Please copy every line of the records below that holds the word "dite".

(Dataset entries)
— start —

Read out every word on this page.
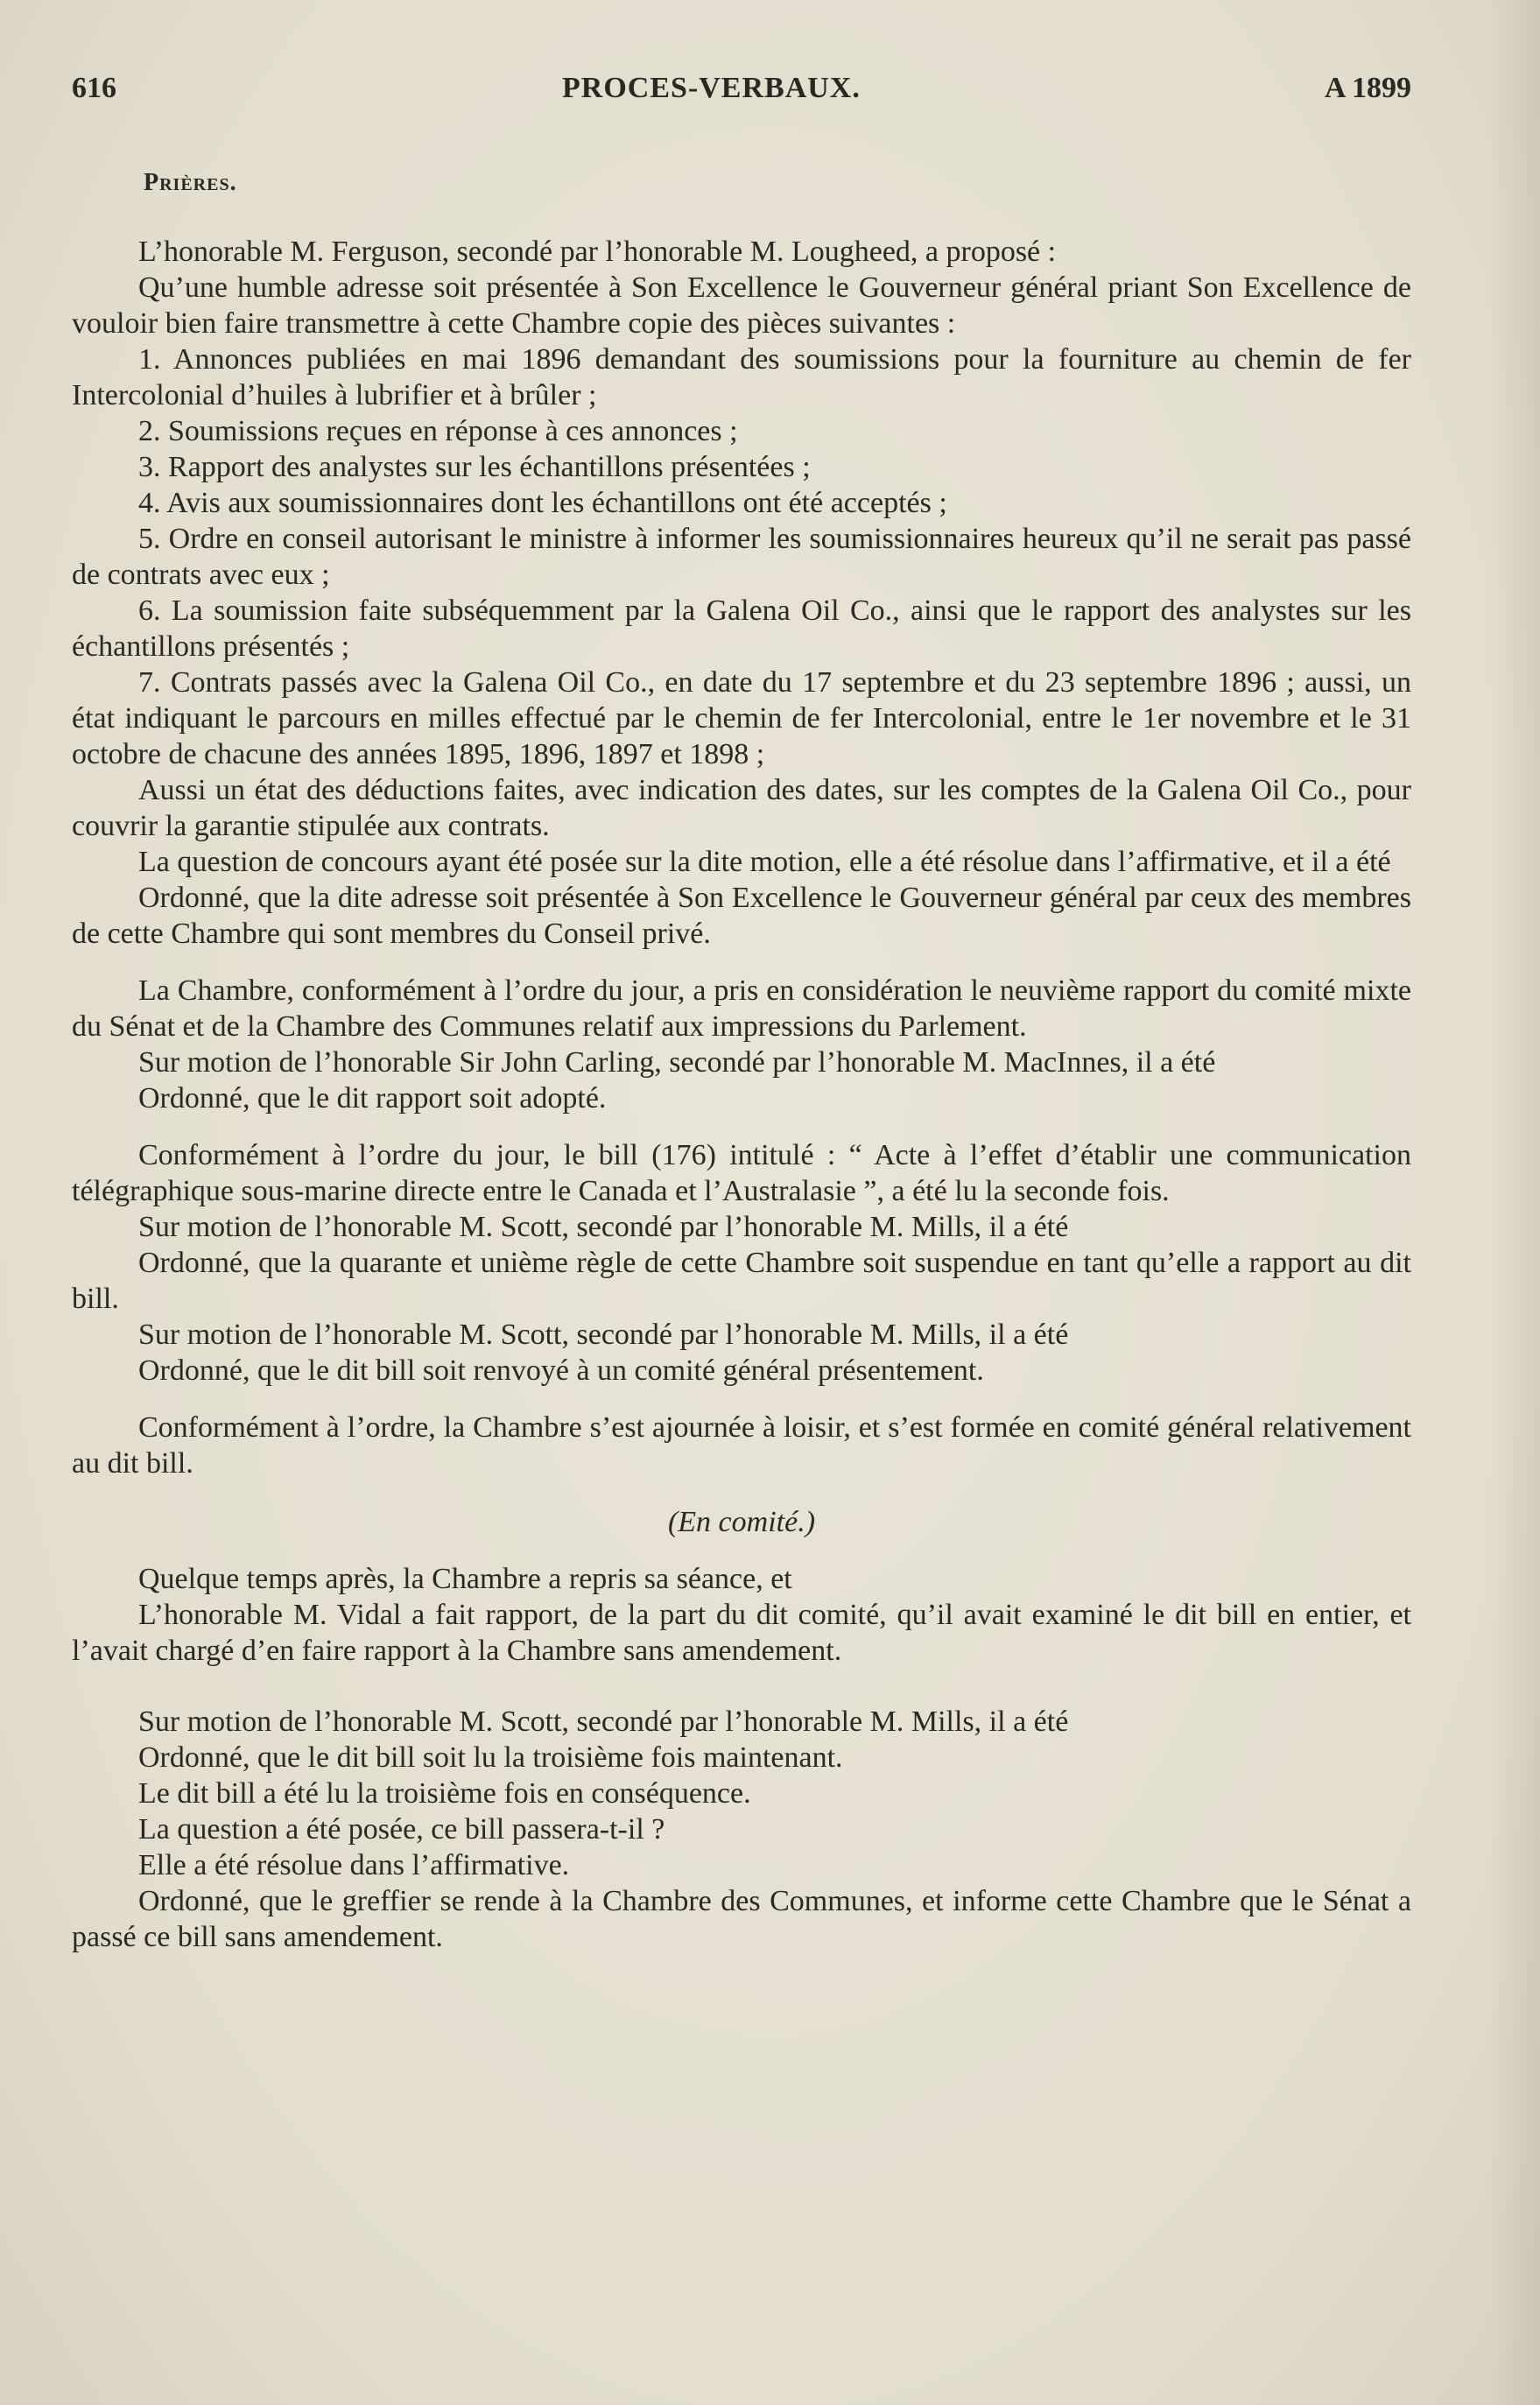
616	PROCES-VERBAUX.	A 1899

Prières.

L’honorable M. Ferguson, secondé par l’honorable M. Lougheed, a proposé :

Qu’une humble adresse soit présentée à Son Excellence le Gouverneur général priant Son Excellence de vouloir bien faire transmettre à cette Chambre copie des pièces suivantes :

1. Annonces publiées en mai 1896 demandant des soumissions pour la fourniture au chemin de fer Intercolonial d’huiles à lubrifier et à brûler ;

2. Soumissions reçues en réponse à ces annonces ;

3. Rapport des analystes sur les échantillons présentées ;

4. Avis aux soumissionnaires dont les échantillons ont été acceptés ;

5. Ordre en conseil autorisant le ministre à informer les soumissionnaires heureux qu’il ne serait pas passé de contrats avec eux ;

6. La soumission faite subséquemment par la Galena Oil Co., ainsi que le rapport des analystes sur les échantillons présentés ;

7. Contrats passés avec la Galena Oil Co., en date du 17 septembre et du 23 septembre 1896 ; aussi, un état indiquant le parcours en milles effectué par le chemin de fer Intercolonial, entre le 1er novembre et le 31 octobre de chacune des années 1895, 1896, 1897 et 1898 ;

Aussi un état des déductions faites, avec indication des dates, sur les comptes de la Galena Oil Co., pour couvrir la garantie stipulée aux contrats.

La question de concours ayant été posée sur la dite motion, elle a été résolue dans l’affirmative, et il a été

Ordonné, que la dite adresse soit présentée à Son Excellence le Gouverneur général par ceux des membres de cette Chambre qui sont membres du Conseil privé.

La Chambre, conformément à l’ordre du jour, a pris en considération le neuvième rapport du comité mixte du Sénat et de la Chambre des Communes relatif aux impressions du Parlement.

Sur motion de l’honorable Sir John Carling, secondé par l’honorable M. MacInnes, il a été

Ordonné, que le dit rapport soit adopté.

Conformément à l’ordre du jour, le bill (176) intitulé : “ Acte à l’effet d’établir une communication télégraphique sous-marine directe entre le Canada et l’Australasie ”, a été lu la seconde fois.

Sur motion de l’honorable M. Scott, secondé par l’honorable M. Mills, il a été

Ordonné, que la quarante et unième règle de cette Chambre soit suspendue en tant qu’elle a rapport au dit bill.

Sur motion de l’honorable M. Scott, secondé par l’honorable M. Mills, il a été

Ordonné, que le dit bill soit renvoyé à un comité général présentement.

Conformément à l’ordre, la Chambre s’est ajournée à loisir, et s’est formée en comité général relativement au dit bill.

(En comité.)

Quelque temps après, la Chambre a repris sa séance, et

L’honorable M. Vidal a fait rapport, de la part du dit comité, qu’il avait examiné le dit bill en entier, et l’avait chargé d’en faire rapport à la Chambre sans amendement.

Sur motion de l’honorable M. Scott, secondé par l’honorable M. Mills, il a été

Ordonné, que le dit bill soit lu la troisième fois maintenant.

Le dit bill a été lu la troisième fois en conséquence.

La question a été posée, ce bill passera-t-il ?

Elle a été résolue dans l’affirmative.

Ordonné, que le greffier se rende à la Chambre des Communes, et informe cette Chambre que le Sénat a passé ce bill sans amendement.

— end —

The answer ▸
La question de concours ayant été posée sur la dite motion, elle a été résolue dans l’affirmative, et il a été
Ordonné, que la dite adresse soit présentée à Son Excellence le Gouverneur général par ceux des membres de cette Chambre qui sont membres du Conseil privé.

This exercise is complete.